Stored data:
####################

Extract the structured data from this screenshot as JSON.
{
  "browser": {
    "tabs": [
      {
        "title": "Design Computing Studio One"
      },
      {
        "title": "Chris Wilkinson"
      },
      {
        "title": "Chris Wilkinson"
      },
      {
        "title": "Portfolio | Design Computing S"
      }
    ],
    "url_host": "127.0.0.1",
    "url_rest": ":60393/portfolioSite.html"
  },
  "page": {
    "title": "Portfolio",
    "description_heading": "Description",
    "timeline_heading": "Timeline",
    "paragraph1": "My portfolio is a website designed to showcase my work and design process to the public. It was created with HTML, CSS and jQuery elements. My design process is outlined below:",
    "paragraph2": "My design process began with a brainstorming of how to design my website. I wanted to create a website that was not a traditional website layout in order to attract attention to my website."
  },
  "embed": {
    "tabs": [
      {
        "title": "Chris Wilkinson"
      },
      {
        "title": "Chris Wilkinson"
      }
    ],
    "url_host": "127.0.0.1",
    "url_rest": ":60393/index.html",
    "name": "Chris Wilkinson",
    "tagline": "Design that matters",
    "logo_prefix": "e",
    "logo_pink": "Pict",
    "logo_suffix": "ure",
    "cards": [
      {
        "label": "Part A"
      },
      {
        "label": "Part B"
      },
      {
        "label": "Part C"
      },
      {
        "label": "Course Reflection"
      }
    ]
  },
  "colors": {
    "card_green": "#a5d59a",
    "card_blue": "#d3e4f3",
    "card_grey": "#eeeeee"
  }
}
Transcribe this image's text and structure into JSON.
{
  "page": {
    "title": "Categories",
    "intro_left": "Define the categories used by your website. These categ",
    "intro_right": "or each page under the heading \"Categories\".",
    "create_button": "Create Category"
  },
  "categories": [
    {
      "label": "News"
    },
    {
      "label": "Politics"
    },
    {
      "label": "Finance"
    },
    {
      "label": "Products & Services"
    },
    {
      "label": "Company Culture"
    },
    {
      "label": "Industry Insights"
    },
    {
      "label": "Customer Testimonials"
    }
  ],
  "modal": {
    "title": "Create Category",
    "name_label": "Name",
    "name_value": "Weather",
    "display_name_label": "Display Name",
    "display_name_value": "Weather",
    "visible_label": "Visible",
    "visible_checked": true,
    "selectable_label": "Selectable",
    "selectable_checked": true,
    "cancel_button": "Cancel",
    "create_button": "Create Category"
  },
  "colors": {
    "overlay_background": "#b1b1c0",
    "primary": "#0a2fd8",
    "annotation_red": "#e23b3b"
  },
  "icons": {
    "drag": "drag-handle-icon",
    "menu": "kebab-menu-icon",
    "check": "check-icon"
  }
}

####################

Copy out the whole listing exactly as written.

(Answer to the exercise):
Extract the structured data from this screenshot as JSON.
{
  "browser": {
    "tabs": [
      {
        "title": "Design Computing Studio One"
      },
      {
        "title": "Chris Wilkinson"
      },
      {
        "title": "Chris Wilkinson"
      },
      {
        "title": "Portfolio | Design Computing S"
      }
    ],
    "url_host": "127.0.0.1",
    "url_rest": ":60393/portfolioSite.html"
  },
  "page": {
    "title": "Portfolio",
    "description_heading": "Description",
    "timeline_heading": "Timeline",
    "paragraph1": "My portfolio is a website designed to showcase my work and design process to the public. It was created with HTML, CSS and jQuery elements. My design process is outlined below:",
    "paragraph2": "My design process began with a brainstorming of how to design my website. I wanted to create a website that was not a traditional website layout in order to attract attention to my website."
  },
  "embed": {
    "tabs": [
      {
        "title": "Chris Wilkinson"
      },
      {
        "title": "Chris Wilkinson"
      }
    ],
    "url_host": "127.0.0.1",
    "url_rest": ":60393/index.html",
    "name": "Chris Wilkinson",
    "tagline": "Design that matters",
    "logo_prefix": "e",
    "logo_pink": "Pict",
    "logo_suffix": "ure",
    "cards": [
      {
        "label": "Part A"
      },
      {
        "label": "Part B"
      },
      {
        "label": "Part C"
      },
      {
        "label": "Course Reflection"
      }
    ]
  },
  "colors": {
    "card_green": "#a5d59a",
    "card_blue": "#d3e4f3",
    "card_grey": "#eeeeee"
  }
}
Transcribe this image's text and structure into JSON.
{
  "page": {
    "title": "Categories",
    "intro_left": "Define the categories used by your website. These categ",
    "intro_right": "or each page under the heading \"Categories\".",
    "create_button": "Create Category"
  },
  "categories": [
    {
      "label": "News"
    },
    {
      "label": "Politics"
    },
    {
      "label": "Finance"
    },
    {
      "label": "Products & Services"
    },
    {
      "label": "Company Culture"
    },
    {
      "label": "Industry Insights"
    },
    {
      "label": "Customer Testimonials"
    }
  ],
  "modal": {
    "title": "Create Category",
    "name_label": "Name",
    "name_value": "Weather",
    "display_name_label": "Display Name",
    "display_name_value": "Weather",
    "visible_label": "Visible",
    "visible_checked": true,
    "selectable_label": "Selectable",
    "selectable_checked": true,
    "cancel_button": "Cancel",
    "create_button": "Create Category"
  },
  "colors": {
    "overlay_background": "#b1b1c0",
    "primary": "#0a2fd8",
    "annotation_red": "#e23b3b"
  },
  "icons": {
    "drag": "drag-handle-icon",
    "menu": "kebab-menu-icon",
    "check": "check-icon"
  }
}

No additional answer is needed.